• CHALLENGE: Type out the data exactly as given. Skip any image.

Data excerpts

※ ※ ※

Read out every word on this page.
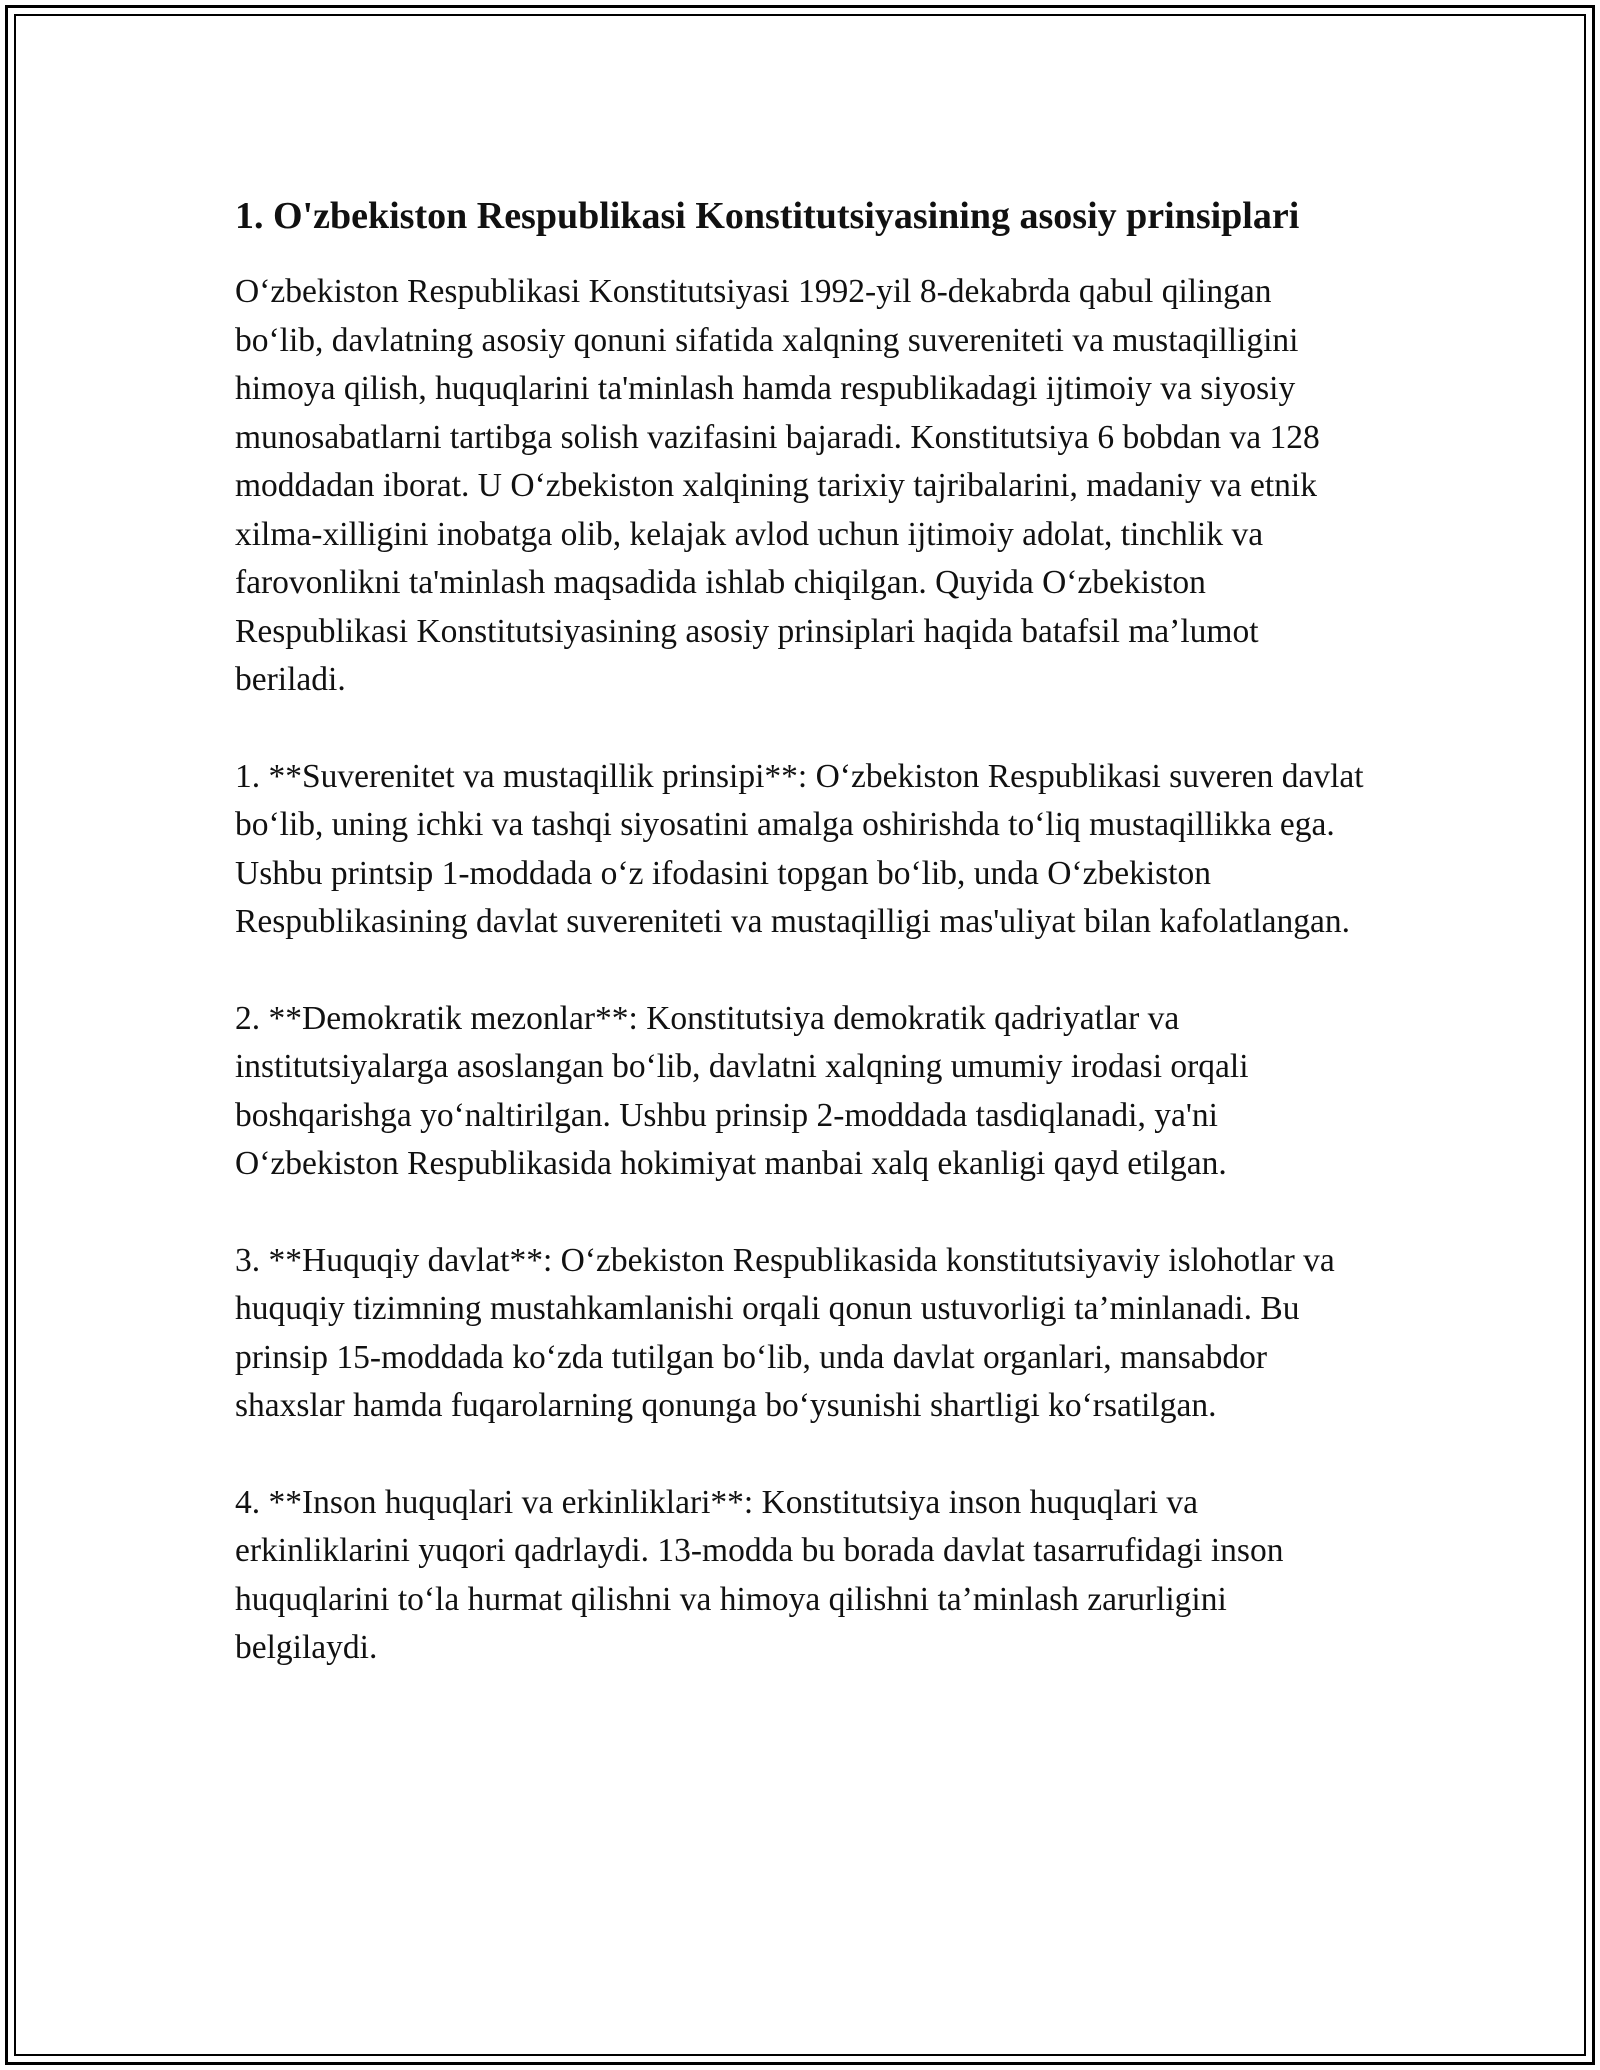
1. O'zbekiston Respublikasi Konstitutsiyasining asosiy prinsiplari

O‘zbekiston Respublikasi Konstitutsiyasi 1992-yil 8-dekabrda qabul qilingan bo‘lib, davlatning asosiy qonuni sifatida xalqning suvereniteti va mustaqilligini himoya qilish, huquqlarini ta'minlash hamda respublikadagi ijtimoiy va siyosiy munosabatlarni tartibga solish vazifasini bajaradi. Konstitutsiya 6 bobdan va 128 moddadan iborat. U O‘zbekiston xalqining tarixiy tajribalarini, madaniy va etnik xilma-xilligini inobatga olib, kelajak avlod uchun ijtimoiy adolat, tinchlik va farovonlikni ta'minlash maqsadida ishlab chiqilgan. Quyida O‘zbekiston Respublikasi Konstitutsiyasining asosiy prinsiplari haqida batafsil ma’lumot beriladi.

1. **Suverenitet va mustaqillik prinsipi**: O‘zbekiston Respublikasi suveren davlat bo‘lib, uning ichki va tashqi siyosatini amalga oshirishda to‘liq mustaqillikka ega. Ushbu printsip 1-moddada o‘z ifodasini topgan bo‘lib, unda O‘zbekiston Respublikasining davlat suvereniteti va mustaqilligi mas'uliyat bilan kafolatlangan.

2. **Demokratik mezonlar**: Konstitutsiya demokratik qadriyatlar va institutsiyalarga asoslangan bo‘lib, davlatni xalqning umumiy irodasi orqali boshqarishga yo‘naltirilgan. Ushbu prinsip 2-moddada tasdiqlanadi, ya'ni O‘zbekiston Respublikasida hokimiyat manbai xalq ekanligi qayd etilgan.

3. **Huquqiy davlat**: O‘zbekiston Respublikasida konstitutsiyaviy islohotlar va huquqiy tizimning mustahkamlanishi orqali qonun ustuvorligi ta’minlanadi. Bu prinsip 15-moddada ko‘zda tutilgan bo‘lib, unda davlat organlari, mansabdor shaxslar hamda fuqarolarning qonunga bo‘ysunishi shartligi ko‘rsatilgan.

4. **Inson huquqlari va erkinliklari**: Konstitutsiya inson huquqlari va erkinliklarini yuqori qadrlaydi. 13-modda bu borada davlat tasarrufidagi inson huquqlarini to‘la hurmat qilishni va himoya qilishni ta’minlash zarurligini belgilaydi.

※ ※ ※

• SOLUTION TO THIS EXERCISE:
Read out every word on this page.
1. O'zbekiston Respublikasi Konstitutsiyasining asosiy prinsiplari

O‘zbekiston Respublikasi Konstitutsiyasi 1992-yil 8-dekabrda qabul qilingan bo‘lib, davlatning asosiy qonuni sifatida xalqning suvereniteti va mustaqilligini himoya qilish, huquqlarini ta'minlash hamda respublikadagi ijtimoiy va siyosiy munosabatlarni tartibga solish vazifasini bajaradi. Konstitutsiya 6 bobdan va 128 moddadan iborat. U O‘zbekiston xalqining tarixiy tajribalarini, madaniy va etnik xilma-xilligini inobatga olib, kelajak avlod uchun ijtimoiy adolat, tinchlik va farovonlikni ta'minlash maqsadida ishlab chiqilgan. Quyida O‘zbekiston Respublikasi Konstitutsiyasining asosiy prinsiplari haqida batafsil ma’lumot beriladi.

1. **Suverenitet va mustaqillik prinsipi**: O‘zbekiston Respublikasi suveren davlat bo‘lib, uning ichki va tashqi siyosatini amalga oshirishda to‘liq mustaqillikka ega. Ushbu printsip 1-moddada o‘z ifodasini topgan bo‘lib, unda O‘zbekiston Respublikasining davlat suvereniteti va mustaqilligi mas'uliyat bilan kafolatlangan.

2. **Demokratik mezonlar**: Konstitutsiya demokratik qadriyatlar va institutsiyalarga asoslangan bo‘lib, davlatni xalqning umumiy irodasi orqali boshqarishga yo‘naltirilgan. Ushbu prinsip 2-moddada tasdiqlanadi, ya'ni O‘zbekiston Respublikasida hokimiyat manbai xalq ekanligi qayd etilgan.

3. **Huquqiy davlat**: O‘zbekiston Respublikasida konstitutsiyaviy islohotlar va huquqiy tizimning mustahkamlanishi orqali qonun ustuvorligi ta’minlanadi. Bu prinsip 15-moddada ko‘zda tutilgan bo‘lib, unda davlat organlari, mansabdor shaxslar hamda fuqarolarning qonunga bo‘ysunishi shartligi ko‘rsatilgan.

4. **Inson huquqlari va erkinliklari**: Konstitutsiya inson huquqlari va erkinliklarini yuqori qadrlaydi. 13-modda bu borada davlat tasarrufidagi inson huquqlarini to‘la hurmat qilishni va himoya qilishni ta’minlash zarurligini belgilaydi.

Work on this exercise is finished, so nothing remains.